** ENUNCIADO A **
Reescreva de forma mais breve o parágrafo do texto sobre a Fórmula 1 no Mónaco que começa por "As Flechas de Prata venceram pela última vez", mantendo os factos principais.
** ENUNCIADO B **
Redigite o trecho do texto sobre a Fórmula 1 no Mónaco que vai de "No entanto, Antonelli" até "seus circuitos preferidos.", sem lhe alterar nada.
** ENUNCIADO C **
No texto sobre a Fórmula 1 no Mónaco, que razão leva Antonelli a admitir que a Ferrari poderá estar em vantagem no Mónaco? Responda em uma a três frases.

** TEXTO DE LEITURA **
Leclerc, que esta semana renovou contrato com a Ferrari, venceu a corrida caseira em 2024 e conquistou a pole position três vezes nos últimos cinco anos, mas foi superado em qualificação e em corrida por um revitalizado Hamilton, que terminou em segundo lugar, em Montreal há duas semanas.
No Canadá, o líder do campeonato da Mercedes somou a sua quarta vitória consecutiva, incluindo o seu primeiro triunfo na F1, abrindo uma vantagem de 43 pontos sobre o seu colega de equipa George Russell.
No entanto, Antonelli admitiu que teve alguma sorte e reconheceu também que o carro mais ágil da Ferrari e a sua unidade motriz deverão estar melhor adaptados ao clássico circuito citadino mediterrânico, onde a Mercedes tem frequentemente enfrentado dificuldades.
As Flechas de Prata venceram pela última vez nas ruas estreitas e implacáveis do Principado em 2019, quando Hamilton seguia a caminho do seu sexto título. Foi a sua terceira vitória no Mónaco, o maior registo entre os pilotos em atividade, e está entusiasmado com o regresso a um dos seus circuitos preferidos.
"É o único circuito a que vamos em que a potência não é o fator principal. O que conta mesmo é o desempenho do carro e o nosso pode ser realmente forte lá", afirmou.
Antonelli, o prodígio apadrinhado por Hamilton nos seus últimos dias na Mercedes antes de se mudar para a Ferrari no ano passado, admitiu: "Acho que a Ferrari é a equipa a bater no Mónaco. Vai ser muito interessante ver como nos saímos lá."
O chefe de equipa da Mercedes, Toto Wolff, desvalorizou as perspetivas de sucesso continuado.
"O Mónaco é diferente de todos os outros circuitos e um carro que foi competitivo noutros lados não tem garantias aqui. As margens são pequenas, as consequências são grandes", vincou.
No ano passado, Russell terminou em 11.º e Antonelli em 18.º, um resultado que a Mercedes pretende evitar repetir enquanto defende a liderança do campeonato após cinco vitórias consecutivas.
Qualificação é fundamental
Para a Ferrari, representa uma oportunidade de conquistar a primeira vitória desde que Carlos Sainz triunfou no México em 2024 e de confirmar o renascimento com um carro bem concebido para a nova era híbrida.

** LINHAS FORNECIDAS **
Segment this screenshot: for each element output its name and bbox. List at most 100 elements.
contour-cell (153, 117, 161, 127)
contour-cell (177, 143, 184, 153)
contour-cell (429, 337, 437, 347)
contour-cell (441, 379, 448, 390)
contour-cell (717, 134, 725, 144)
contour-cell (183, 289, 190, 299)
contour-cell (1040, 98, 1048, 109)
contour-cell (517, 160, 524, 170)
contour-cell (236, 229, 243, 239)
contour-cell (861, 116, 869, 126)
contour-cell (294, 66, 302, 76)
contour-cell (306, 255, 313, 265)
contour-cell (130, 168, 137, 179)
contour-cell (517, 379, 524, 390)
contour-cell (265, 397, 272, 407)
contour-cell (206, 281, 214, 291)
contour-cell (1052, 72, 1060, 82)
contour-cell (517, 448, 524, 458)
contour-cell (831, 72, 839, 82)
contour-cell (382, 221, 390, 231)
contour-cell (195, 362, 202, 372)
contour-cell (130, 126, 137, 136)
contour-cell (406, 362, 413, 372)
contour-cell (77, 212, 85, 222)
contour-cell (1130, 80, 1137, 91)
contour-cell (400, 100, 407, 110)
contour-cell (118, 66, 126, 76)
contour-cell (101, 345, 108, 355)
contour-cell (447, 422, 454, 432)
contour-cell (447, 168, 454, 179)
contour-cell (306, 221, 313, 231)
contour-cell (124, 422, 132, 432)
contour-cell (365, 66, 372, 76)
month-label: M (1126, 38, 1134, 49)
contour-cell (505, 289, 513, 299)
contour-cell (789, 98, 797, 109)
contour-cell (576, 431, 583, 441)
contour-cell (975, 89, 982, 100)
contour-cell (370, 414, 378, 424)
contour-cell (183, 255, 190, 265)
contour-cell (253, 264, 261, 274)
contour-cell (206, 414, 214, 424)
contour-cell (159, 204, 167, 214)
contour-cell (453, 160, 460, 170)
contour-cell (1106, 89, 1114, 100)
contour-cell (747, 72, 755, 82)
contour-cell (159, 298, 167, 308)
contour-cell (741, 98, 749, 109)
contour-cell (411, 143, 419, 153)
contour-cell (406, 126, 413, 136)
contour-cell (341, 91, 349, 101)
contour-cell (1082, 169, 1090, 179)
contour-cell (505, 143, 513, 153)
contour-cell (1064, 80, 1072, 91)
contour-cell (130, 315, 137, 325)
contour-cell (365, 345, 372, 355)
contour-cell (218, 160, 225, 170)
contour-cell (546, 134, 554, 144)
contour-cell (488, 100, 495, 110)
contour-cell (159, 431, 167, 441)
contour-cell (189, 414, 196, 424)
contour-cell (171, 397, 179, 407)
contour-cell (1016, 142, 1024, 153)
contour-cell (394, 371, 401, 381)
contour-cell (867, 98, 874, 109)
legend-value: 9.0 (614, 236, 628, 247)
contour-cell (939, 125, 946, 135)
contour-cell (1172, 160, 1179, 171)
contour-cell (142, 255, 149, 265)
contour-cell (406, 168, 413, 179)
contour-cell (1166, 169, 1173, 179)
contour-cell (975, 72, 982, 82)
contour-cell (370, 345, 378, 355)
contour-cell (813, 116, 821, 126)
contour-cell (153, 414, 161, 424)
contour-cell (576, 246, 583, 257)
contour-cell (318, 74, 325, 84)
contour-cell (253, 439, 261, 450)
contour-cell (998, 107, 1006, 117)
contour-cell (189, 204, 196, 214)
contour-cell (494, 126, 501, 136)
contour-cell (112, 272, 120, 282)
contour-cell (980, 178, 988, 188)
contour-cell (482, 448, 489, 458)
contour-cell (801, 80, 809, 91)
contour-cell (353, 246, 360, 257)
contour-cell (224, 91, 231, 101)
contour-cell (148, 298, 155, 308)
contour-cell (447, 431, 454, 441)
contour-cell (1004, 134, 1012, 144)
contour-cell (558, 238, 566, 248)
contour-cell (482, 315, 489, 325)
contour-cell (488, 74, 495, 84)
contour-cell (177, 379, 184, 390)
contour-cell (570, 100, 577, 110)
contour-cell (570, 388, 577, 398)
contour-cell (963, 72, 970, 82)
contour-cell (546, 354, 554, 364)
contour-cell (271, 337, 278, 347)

** RESPOSTA ESCRITA A **
A Mercedes venceu pela última vez no Mónaco em 2019, ano em que Hamilton seguia para o seu sexto título. Foi a terceira vitória de Hamilton no Mónaco, o maior registo entre os pilotos em atividade. Hamilton está entusiasmado por regressar a um dos seus circuitos preferidos.

** RESPOSTA ESCRITA B **
No entanto, Antonelli admitiu que teve alguma sorte e reconheceu também que o carro mais ágil da Ferrari e a sua unidade motriz deverão estar melhor adaptados ao clássico circuito citadino mediterrânico, onde a Mercedes tem frequentemente enfrentado dificuldades.
As Flechas de Prata venceram pela última vez nas ruas estreitas e implacáveis do Principado em 2019, quando Hamilton seguia a caminho do seu sexto título. Foi a sua terceira vitória no Mónaco, o maior registo entre os pilotos em atividade, e está entusiasmado com o regresso a um dos seus circuitos preferidos.

** RESPOSTA ESCRITA C **
O carro mais ágil da Ferrari e a sua unidade motriz deverão estar melhor adaptados ao clássico circuito citadino mediterrânico. Nesse circuito, a Mercedes tem frequentemente enfrentado dificuldades.